(INPUT)
= = = = = = =

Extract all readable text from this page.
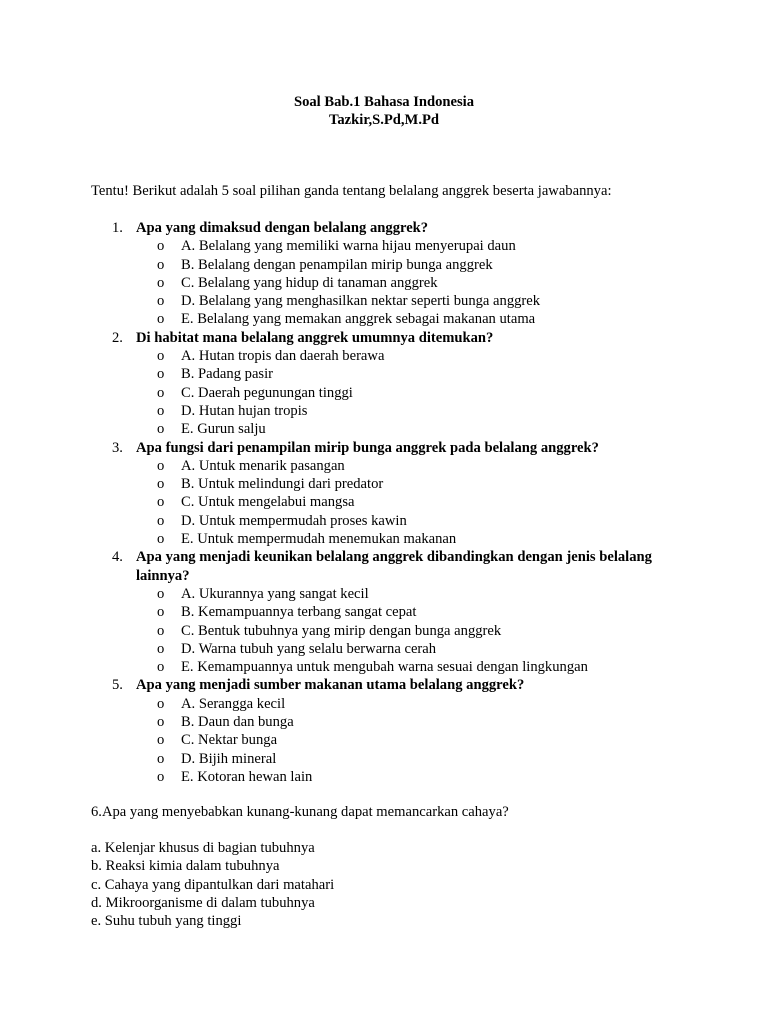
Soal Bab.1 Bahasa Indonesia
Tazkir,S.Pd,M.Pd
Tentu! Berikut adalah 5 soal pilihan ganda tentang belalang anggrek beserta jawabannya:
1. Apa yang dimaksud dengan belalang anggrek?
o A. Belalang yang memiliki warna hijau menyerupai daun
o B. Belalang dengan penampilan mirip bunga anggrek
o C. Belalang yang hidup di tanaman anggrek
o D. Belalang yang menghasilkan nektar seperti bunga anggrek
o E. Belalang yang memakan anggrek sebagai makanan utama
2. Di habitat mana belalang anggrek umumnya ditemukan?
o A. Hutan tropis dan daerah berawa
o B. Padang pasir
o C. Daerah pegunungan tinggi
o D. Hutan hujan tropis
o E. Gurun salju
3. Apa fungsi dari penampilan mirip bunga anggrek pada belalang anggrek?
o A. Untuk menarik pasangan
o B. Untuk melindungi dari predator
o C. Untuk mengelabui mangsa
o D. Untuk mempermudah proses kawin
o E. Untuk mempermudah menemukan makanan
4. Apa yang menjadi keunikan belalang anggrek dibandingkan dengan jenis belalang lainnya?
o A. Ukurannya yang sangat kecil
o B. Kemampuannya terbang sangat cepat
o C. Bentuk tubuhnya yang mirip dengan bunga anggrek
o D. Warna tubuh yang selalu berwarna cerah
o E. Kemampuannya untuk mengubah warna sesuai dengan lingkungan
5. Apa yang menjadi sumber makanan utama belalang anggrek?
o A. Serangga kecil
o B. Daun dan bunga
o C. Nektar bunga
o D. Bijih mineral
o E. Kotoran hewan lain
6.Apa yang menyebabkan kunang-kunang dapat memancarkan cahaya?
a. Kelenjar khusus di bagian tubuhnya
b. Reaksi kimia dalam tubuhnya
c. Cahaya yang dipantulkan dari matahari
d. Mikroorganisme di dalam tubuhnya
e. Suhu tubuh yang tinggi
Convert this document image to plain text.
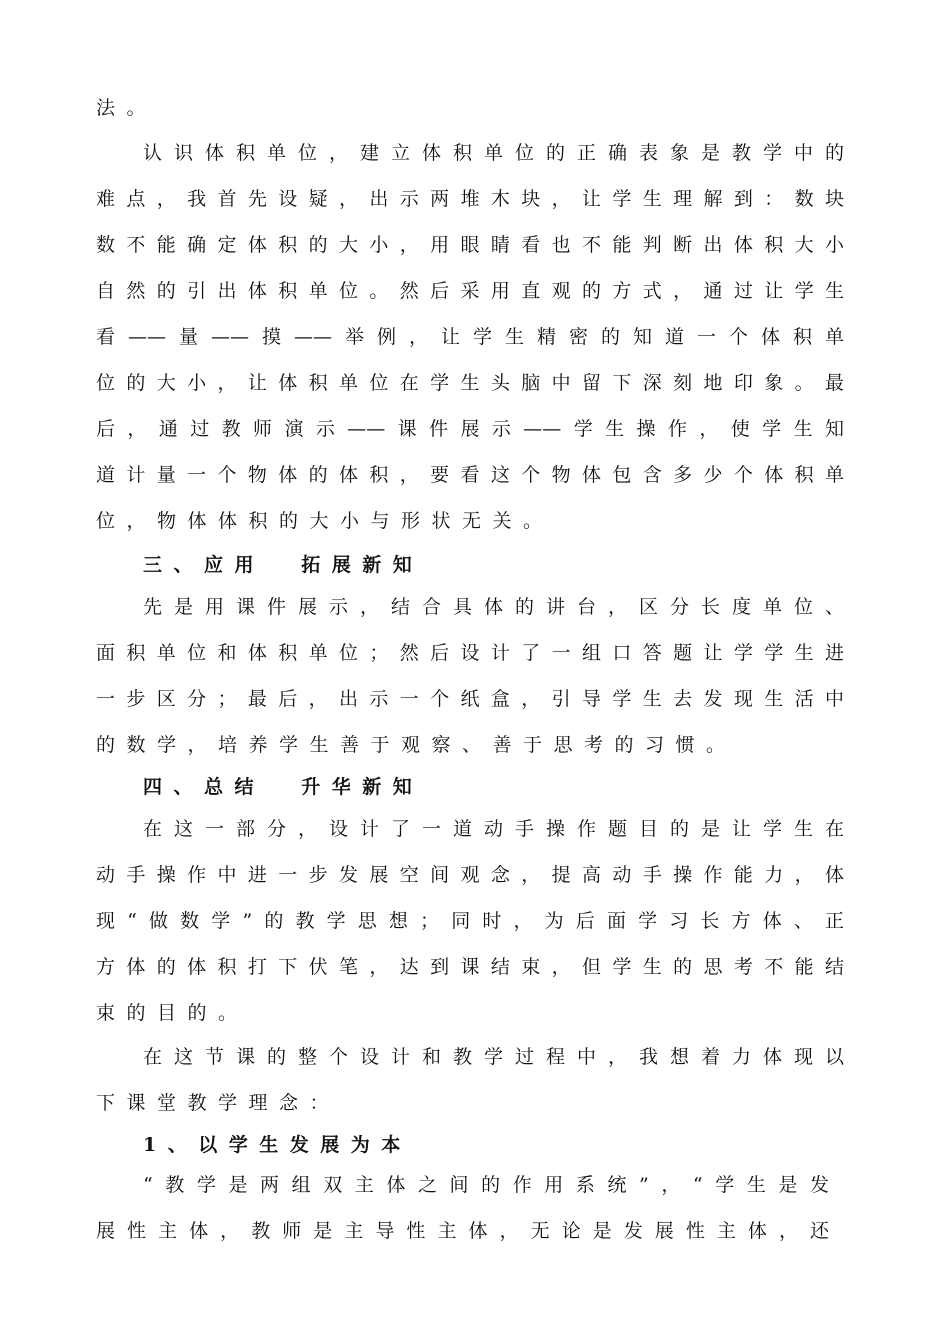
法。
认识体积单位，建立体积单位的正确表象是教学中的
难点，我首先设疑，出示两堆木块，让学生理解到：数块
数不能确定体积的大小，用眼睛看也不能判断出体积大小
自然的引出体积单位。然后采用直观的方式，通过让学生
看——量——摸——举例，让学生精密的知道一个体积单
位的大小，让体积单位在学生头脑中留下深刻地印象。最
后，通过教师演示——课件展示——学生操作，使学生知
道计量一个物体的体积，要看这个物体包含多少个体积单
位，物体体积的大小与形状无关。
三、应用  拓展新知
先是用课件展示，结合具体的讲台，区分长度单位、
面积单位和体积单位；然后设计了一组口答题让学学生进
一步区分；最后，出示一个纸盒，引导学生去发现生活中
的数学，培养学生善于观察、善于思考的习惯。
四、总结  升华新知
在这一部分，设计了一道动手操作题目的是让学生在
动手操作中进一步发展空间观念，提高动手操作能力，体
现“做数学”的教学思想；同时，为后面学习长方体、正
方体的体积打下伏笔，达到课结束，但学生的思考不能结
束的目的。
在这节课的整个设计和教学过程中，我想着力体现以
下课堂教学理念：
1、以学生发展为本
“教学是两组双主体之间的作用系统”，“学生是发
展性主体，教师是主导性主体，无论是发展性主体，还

= = = = = = =

Leaving out the pictures, repeat the data above exactly.

(TASK OUTPUT)
Extract all readable text from this page.
Soal Bab.1 Bahasa Indonesia
Tazkir,S.Pd,M.Pd
Tentu! Berikut adalah 5 soal pilihan ganda tentang belalang anggrek beserta jawabannya:
1. Apa yang dimaksud dengan belalang anggrek?
o A. Belalang yang memiliki warna hijau menyerupai daun
o B. Belalang dengan penampilan mirip bunga anggrek
o C. Belalang yang hidup di tanaman anggrek
o D. Belalang yang menghasilkan nektar seperti bunga anggrek
o E. Belalang yang memakan anggrek sebagai makanan utama
2. Di habitat mana belalang anggrek umumnya ditemukan?
o A. Hutan tropis dan daerah berawa
o B. Padang pasir
o C. Daerah pegunungan tinggi
o D. Hutan hujan tropis
o E. Gurun salju
3. Apa fungsi dari penampilan mirip bunga anggrek pada belalang anggrek?
o A. Untuk menarik pasangan
o B. Untuk melindungi dari predator
o C. Untuk mengelabui mangsa
o D. Untuk mempermudah proses kawin
o E. Untuk mempermudah menemukan makanan
4. Apa yang menjadi keunikan belalang anggrek dibandingkan dengan jenis belalang lainnya?
o A. Ukurannya yang sangat kecil
o B. Kemampuannya terbang sangat cepat
o C. Bentuk tubuhnya yang mirip dengan bunga anggrek
o D. Warna tubuh yang selalu berwarna cerah
o E. Kemampuannya untuk mengubah warna sesuai dengan lingkungan
5. Apa yang menjadi sumber makanan utama belalang anggrek?
o A. Serangga kecil
o B. Daun dan bunga
o C. Nektar bunga
o D. Bijih mineral
o E. Kotoran hewan lain
6.Apa yang menyebabkan kunang-kunang dapat memancarkan cahaya?
a. Kelenjar khusus di bagian tubuhnya
b. Reaksi kimia dalam tubuhnya
c. Cahaya yang dipantulkan dari matahari
d. Mikroorganisme di dalam tubuhnya
e. Suhu tubuh yang tinggi
Convert this document image to plain text.
法。
认识体积单位，建立体积单位的正确表象是教学中的
难点，我首先设疑，出示两堆木块，让学生理解到：数块
数不能确定体积的大小，用眼睛看也不能判断出体积大小
自然的引出体积单位。然后采用直观的方式，通过让学生
看——量——摸——举例，让学生精密的知道一个体积单
位的大小，让体积单位在学生头脑中留下深刻地印象。最
后，通过教师演示——课件展示——学生操作，使学生知
道计量一个物体的体积，要看这个物体包含多少个体积单
位，物体体积的大小与形状无关。
三、应用  拓展新知
先是用课件展示，结合具体的讲台，区分长度单位、
面积单位和体积单位；然后设计了一组口答题让学学生进
一步区分；最后，出示一个纸盒，引导学生去发现生活中
的数学，培养学生善于观察、善于思考的习惯。
四、总结  升华新知
在这一部分，设计了一道动手操作题目的是让学生在
动手操作中进一步发展空间观念，提高动手操作能力，体
现“做数学”的教学思想；同时，为后面学习长方体、正
方体的体积打下伏笔，达到课结束，但学生的思考不能结
束的目的。
在这节课的整个设计和教学过程中，我想着力体现以
下课堂教学理念：
1、以学生发展为本
“教学是两组双主体之间的作用系统”，“学生是发
展性主体，教师是主导性主体，无论是发展性主体，还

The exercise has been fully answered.